Stored data entries:
━━━━━━━━━━━━━━━━
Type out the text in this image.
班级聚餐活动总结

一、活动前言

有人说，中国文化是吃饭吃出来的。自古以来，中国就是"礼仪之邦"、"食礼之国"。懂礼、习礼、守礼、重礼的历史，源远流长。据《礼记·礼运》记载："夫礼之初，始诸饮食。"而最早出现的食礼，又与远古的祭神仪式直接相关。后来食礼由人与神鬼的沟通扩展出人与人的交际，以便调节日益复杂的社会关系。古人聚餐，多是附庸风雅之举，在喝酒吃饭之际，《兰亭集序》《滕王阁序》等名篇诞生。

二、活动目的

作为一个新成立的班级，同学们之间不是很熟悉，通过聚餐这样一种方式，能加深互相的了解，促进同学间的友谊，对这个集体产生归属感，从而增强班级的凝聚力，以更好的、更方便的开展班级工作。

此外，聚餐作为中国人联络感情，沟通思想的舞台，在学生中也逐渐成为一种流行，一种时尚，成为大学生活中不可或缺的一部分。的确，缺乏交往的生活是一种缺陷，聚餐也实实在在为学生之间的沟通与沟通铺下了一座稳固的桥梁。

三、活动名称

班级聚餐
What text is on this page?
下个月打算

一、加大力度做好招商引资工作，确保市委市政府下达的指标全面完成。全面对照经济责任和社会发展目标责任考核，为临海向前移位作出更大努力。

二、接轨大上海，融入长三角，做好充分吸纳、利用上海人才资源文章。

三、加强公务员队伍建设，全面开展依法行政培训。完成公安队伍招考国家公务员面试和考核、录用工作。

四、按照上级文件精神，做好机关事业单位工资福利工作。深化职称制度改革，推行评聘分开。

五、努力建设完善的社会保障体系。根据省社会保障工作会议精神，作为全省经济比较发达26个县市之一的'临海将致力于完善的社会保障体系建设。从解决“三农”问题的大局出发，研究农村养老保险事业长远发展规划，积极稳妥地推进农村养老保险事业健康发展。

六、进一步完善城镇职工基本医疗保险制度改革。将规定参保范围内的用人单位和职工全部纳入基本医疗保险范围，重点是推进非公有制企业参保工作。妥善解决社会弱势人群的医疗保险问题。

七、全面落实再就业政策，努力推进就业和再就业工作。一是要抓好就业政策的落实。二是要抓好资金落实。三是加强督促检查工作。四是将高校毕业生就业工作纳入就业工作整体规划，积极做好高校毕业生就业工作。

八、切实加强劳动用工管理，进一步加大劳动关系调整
━━━━━━━━━━━━━━━━
DIRECTIVE:
Return the entries above exactly, each one complete.

RESULT:
Type out the text in this image.
班级聚餐活动总结

一、活动前言

有人说，中国文化是吃饭吃出来的。自古以来，中国就是"礼仪之邦"、"食礼之国"。懂礼、习礼、守礼、重礼的历史，源远流长。据《礼记·礼运》记载："夫礼之初，始诸饮食。"而最早出现的食礼，又与远古的祭神仪式直接相关。后来食礼由人与神鬼的沟通扩展出人与人的交际，以便调节日益复杂的社会关系。古人聚餐，多是附庸风雅之举，在喝酒吃饭之际，《兰亭集序》《滕王阁序》等名篇诞生。

二、活动目的

作为一个新成立的班级，同学们之间不是很熟悉，通过聚餐这样一种方式，能加深互相的了解，促进同学间的友谊，对这个集体产生归属感，从而增强班级的凝聚力，以更好的、更方便的开展班级工作。

此外，聚餐作为中国人联络感情，沟通思想的舞台，在学生中也逐渐成为一种流行，一种时尚，成为大学生活中不可或缺的一部分。的确，缺乏交往的生活是一种缺陷，聚餐也实实在在为学生之间的沟通与沟通铺下了一座稳固的桥梁。

三、活动名称

班级聚餐
What text is on this page?
下个月打算

一、加大力度做好招商引资工作，确保市委市政府下达的指标全面完成。全面对照经济责任和社会发展目标责任考核，为临海向前移位作出更大努力。

二、接轨大上海，融入长三角，做好充分吸纳、利用上海人才资源文章。

三、加强公务员队伍建设，全面开展依法行政培训。完成公安队伍招考国家公务员面试和考核、录用工作。

四、按照上级文件精神，做好机关事业单位工资福利工作。深化职称制度改革，推行评聘分开。

五、努力建设完善的社会保障体系。根据省社会保障工作会议精神，作为全省经济比较发达26个县市之一的'临海将致力于完善的社会保障体系建设。从解决“三农”问题的大局出发，研究农村养老保险事业长远发展规划，积极稳妥地推进农村养老保险事业健康发展。

六、进一步完善城镇职工基本医疗保险制度改革。将规定参保范围内的用人单位和职工全部纳入基本医疗保险范围，重点是推进非公有制企业参保工作。妥善解决社会弱势人群的医疗保险问题。

七、全面落实再就业政策，努力推进就业和再就业工作。一是要抓好就业政策的落实。二是要抓好资金落实。三是加强督促检查工作。四是将高校毕业生就业工作纳入就业工作整体规划，积极做好高校毕业生就业工作。

八、切实加强劳动用工管理，进一步加大劳动关系调整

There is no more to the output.